##### Available data #####
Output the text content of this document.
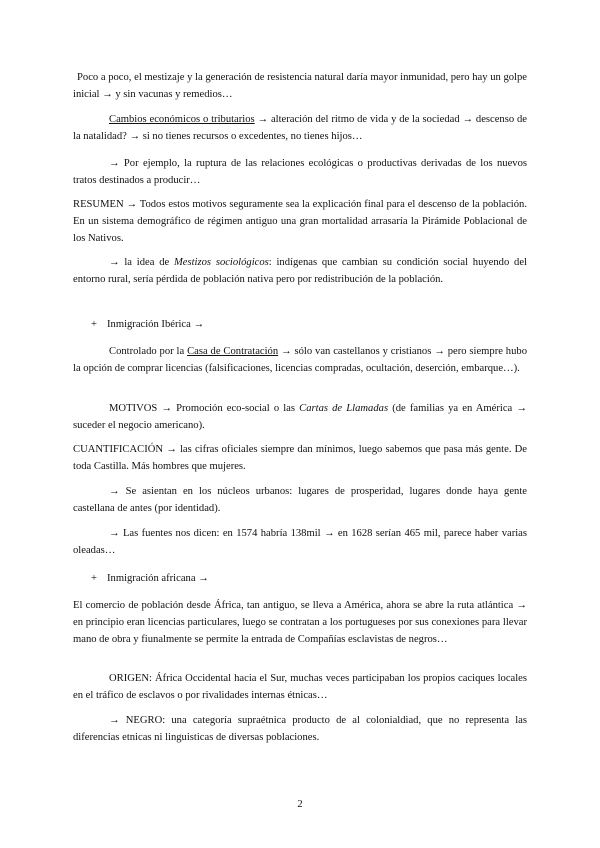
Poco a poco, el mestizaje y la generación de resistencia natural daría mayor inmunidad, pero hay un golpe inicial → y sin vacunas y remedios…

Cambios económicos o tributarios → alteración del ritmo de vida y de la sociedad → descenso de la natalidad? → si no tienes recursos o excedentes, no tienes hijos…

→ Por ejemplo, la ruptura de las relaciones ecológicas o productivas derivadas de los nuevos tratos destinados a producir…

RESUMEN → Todos estos motivos seguramente sea la explicación final para el descenso de la población. En un sistema demográfico de régimen antiguo una gran mortalidad arrasaría la Pirámide Poblacional de los Nativos.

→ la idea de Mestizos sociológicos: indígenas que cambian su condición social huyendo del entorno rural, sería pérdida de población nativa pero por redistribución de la población.

+ Inmigración Ibérica →

Controlado por la Casa de Contratación → sólo van castellanos y cristianos → pero siempre hubo la opción de comprar licencias (falsificaciones, licencias compradas, ocultación, deserción, embarque…).

MOTIVOS → Promoción eco-social o las Cartas de Llamadas (de familias ya en América → suceder el negocio americano).

CUANTIFICACIÓN → las cifras oficiales siempre dan mínimos, luego sabemos que pasa más gente. De toda Castilla. Más hombres que mujeres.

→ Se asientan en los núcleos urbanos: lugares de prosperidad, lugares donde haya gente castellana de antes (por identidad).

→ Las fuentes nos dicen: en 1574 habría 138mil → en 1628 serían 465 mil, parece haber varias oleadas…

+ Inmigración africana →

El comercio de población desde África, tan antiguo, se lleva a América, ahora se abre la ruta atlántica → en principio eran licencias particulares, luego se contratan a los portugueses por sus conexiones para llevar mano de obra y fiunalmente se permite la entrada de Compañías esclavistas de negros…

ORIGEN: África Occidental hacia el Sur, muchas veces participaban los propios caciques locales en el tráfico de esclavos o por rivalidades internas étnicas…

→ NEGRO: una categoría supraétnica producto de al colonialdiad, que no representa las diferencias etnicas ni linguisticas de diversas poblaciones.

2
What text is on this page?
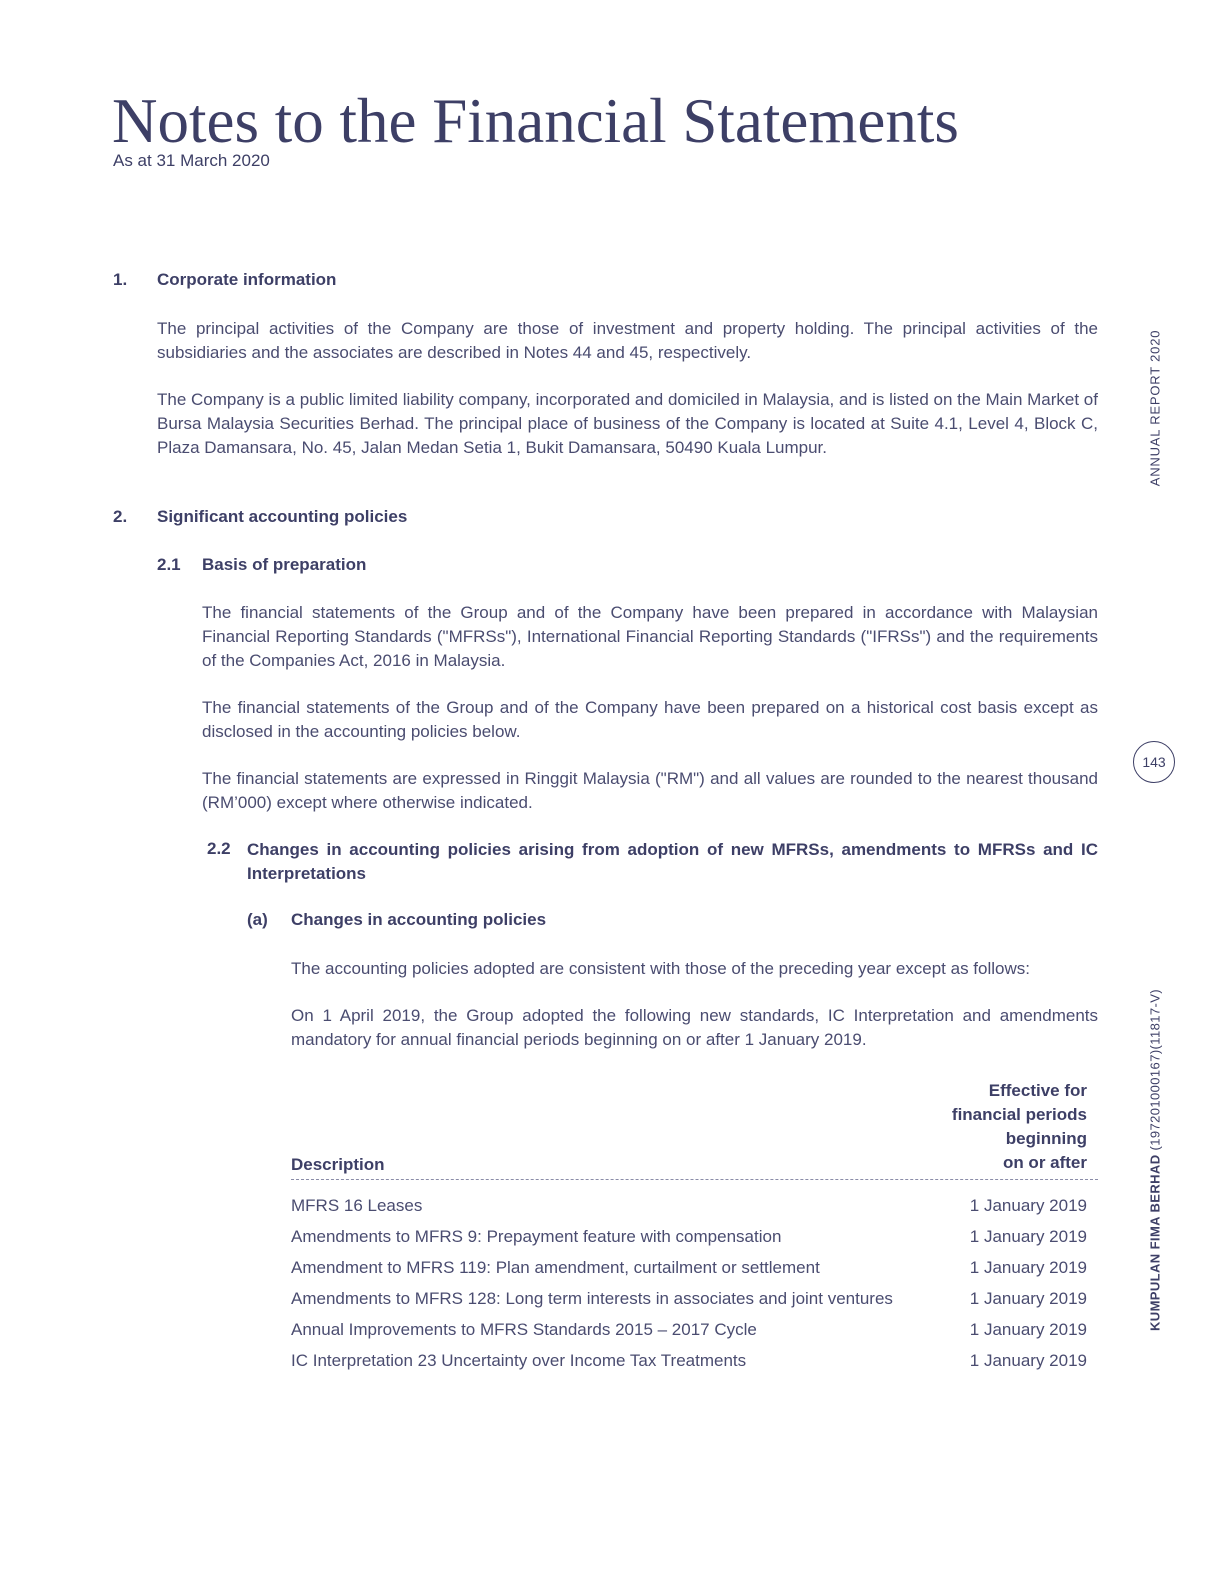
Notes to the Financial Statements
As at 31 March 2020
1. Corporate information
The principal activities of the Company are those of investment and property holding. The principal activities of the subsidiaries and the associates are described in Notes 44 and 45, respectively.
The Company is a public limited liability company, incorporated and domiciled in Malaysia, and is listed on the Main Market of Bursa Malaysia Securities Berhad. The principal place of business of the Company is located at Suite 4.1, Level 4, Block C, Plaza Damansara, No. 45, Jalan Medan Setia 1, Bukit Damansara, 50490 Kuala Lumpur.
2. Significant accounting policies
2.1 Basis of preparation
The financial statements of the Group and of the Company have been prepared in accordance with Malaysian Financial Reporting Standards ("MFRSs"), International Financial Reporting Standards ("IFRSs") and the requirements of the Companies Act, 2016 in Malaysia.
The financial statements of the Group and of the Company have been prepared on a historical cost basis except as disclosed in the accounting policies below.
The financial statements are expressed in Ringgit Malaysia ("RM") and all values are rounded to the nearest thousand (RM’000) except where otherwise indicated.
2.2 Changes in accounting policies arising from adoption of new MFRSs, amendments to MFRSs and IC Interpretations
(a) Changes in accounting policies
The accounting policies adopted are consistent with those of the preceding year except as follows:
On 1 April 2019, the Group adopted the following new standards, IC Interpretation and amendments mandatory for annual financial periods beginning on or after 1 January 2019.
Description
Effective for
financial periods
beginning
on or after
MFRS 16 Leases	1 January 2019
Amendments to MFRS 9: Prepayment feature with compensation	1 January 2019
Amendment to MFRS 119: Plan amendment, curtailment or settlement	1 January 2019
Amendments to MFRS 128: Long term interests in associates and joint ventures	1 January 2019
Annual Improvements to MFRS Standards 2015 – 2017 Cycle	1 January 2019
IC Interpretation 23 Uncertainty over Income Tax Treatments	1 January 2019
ANNUAL REPORT 2020
143
KUMPULAN FIMA BERHAD (197201000167)(11817-V)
#####
Stated goal: Skip every picture and transcribe the data above exactly.

Output for this task:
Output the text content of this document.
Poco a poco, el mestizaje y la generación de resistencia natural daría mayor inmunidad, pero hay un golpe inicial → y sin vacunas y remedios…

Cambios económicos o tributarios → alteración del ritmo de vida y de la sociedad → descenso de la natalidad? → si no tienes recursos o excedentes, no tienes hijos…

→ Por ejemplo, la ruptura de las relaciones ecológicas o productivas derivadas de los nuevos tratos destinados a producir…

RESUMEN → Todos estos motivos seguramente sea la explicación final para el descenso de la población. En un sistema demográfico de régimen antiguo una gran mortalidad arrasaría la Pirámide Poblacional de los Nativos.

→ la idea de Mestizos sociológicos: indígenas que cambian su condición social huyendo del entorno rural, sería pérdida de población nativa pero por redistribución de la población.

+ Inmigración Ibérica →

Controlado por la Casa de Contratación → sólo van castellanos y cristianos → pero siempre hubo la opción de comprar licencias (falsificaciones, licencias compradas, ocultación, deserción, embarque…).

MOTIVOS → Promoción eco-social o las Cartas de Llamadas (de familias ya en América → suceder el negocio americano).

CUANTIFICACIÓN → las cifras oficiales siempre dan mínimos, luego sabemos que pasa más gente. De toda Castilla. Más hombres que mujeres.

→ Se asientan en los núcleos urbanos: lugares de prosperidad, lugares donde haya gente castellana de antes (por identidad).

→ Las fuentes nos dicen: en 1574 habría 138mil → en 1628 serían 465 mil, parece haber varias oleadas…

+ Inmigración africana →

El comercio de población desde África, tan antiguo, se lleva a América, ahora se abre la ruta atlántica → en principio eran licencias particulares, luego se contratan a los portugueses por sus conexiones para llevar mano de obra y fiunalmente se permite la entrada de Compañías esclavistas de negros…

ORIGEN: África Occidental hacia el Sur, muchas veces participaban los propios caciques locales en el tráfico de esclavos o por rivalidades internas étnicas…

→ NEGRO: una categoría supraétnica producto de al colonialdiad, que no representa las diferencias etnicas ni linguisticas de diversas poblaciones.

2
What text is on this page?
Notes to the Financial Statements
As at 31 March 2020
1. Corporate information
The principal activities of the Company are those of investment and property holding. The principal activities of the subsidiaries and the associates are described in Notes 44 and 45, respectively.
The Company is a public limited liability company, incorporated and domiciled in Malaysia, and is listed on the Main Market of Bursa Malaysia Securities Berhad. The principal place of business of the Company is located at Suite 4.1, Level 4, Block C, Plaza Damansara, No. 45, Jalan Medan Setia 1, Bukit Damansara, 50490 Kuala Lumpur.
2. Significant accounting policies
2.1 Basis of preparation
The financial statements of the Group and of the Company have been prepared in accordance with Malaysian Financial Reporting Standards ("MFRSs"), International Financial Reporting Standards ("IFRSs") and the requirements of the Companies Act, 2016 in Malaysia.
The financial statements of the Group and of the Company have been prepared on a historical cost basis except as disclosed in the accounting policies below.
The financial statements are expressed in Ringgit Malaysia ("RM") and all values are rounded to the nearest thousand (RM’000) except where otherwise indicated.
2.2 Changes in accounting policies arising from adoption of new MFRSs, amendments to MFRSs and IC Interpretations
(a) Changes in accounting policies
The accounting policies adopted are consistent with those of the preceding year except as follows:
On 1 April 2019, the Group adopted the following new standards, IC Interpretation and amendments mandatory for annual financial periods beginning on or after 1 January 2019.
Description
Effective for
financial periods
beginning
on or after
MFRS 16 Leases	1 January 2019
Amendments to MFRS 9: Prepayment feature with compensation	1 January 2019
Amendment to MFRS 119: Plan amendment, curtailment or settlement	1 January 2019
Amendments to MFRS 128: Long term interests in associates and joint ventures	1 January 2019
Annual Improvements to MFRS Standards 2015 – 2017 Cycle	1 January 2019
IC Interpretation 23 Uncertainty over Income Tax Treatments	1 January 2019
ANNUAL REPORT 2020
143
KUMPULAN FIMA BERHAD (197201000167)(11817-V)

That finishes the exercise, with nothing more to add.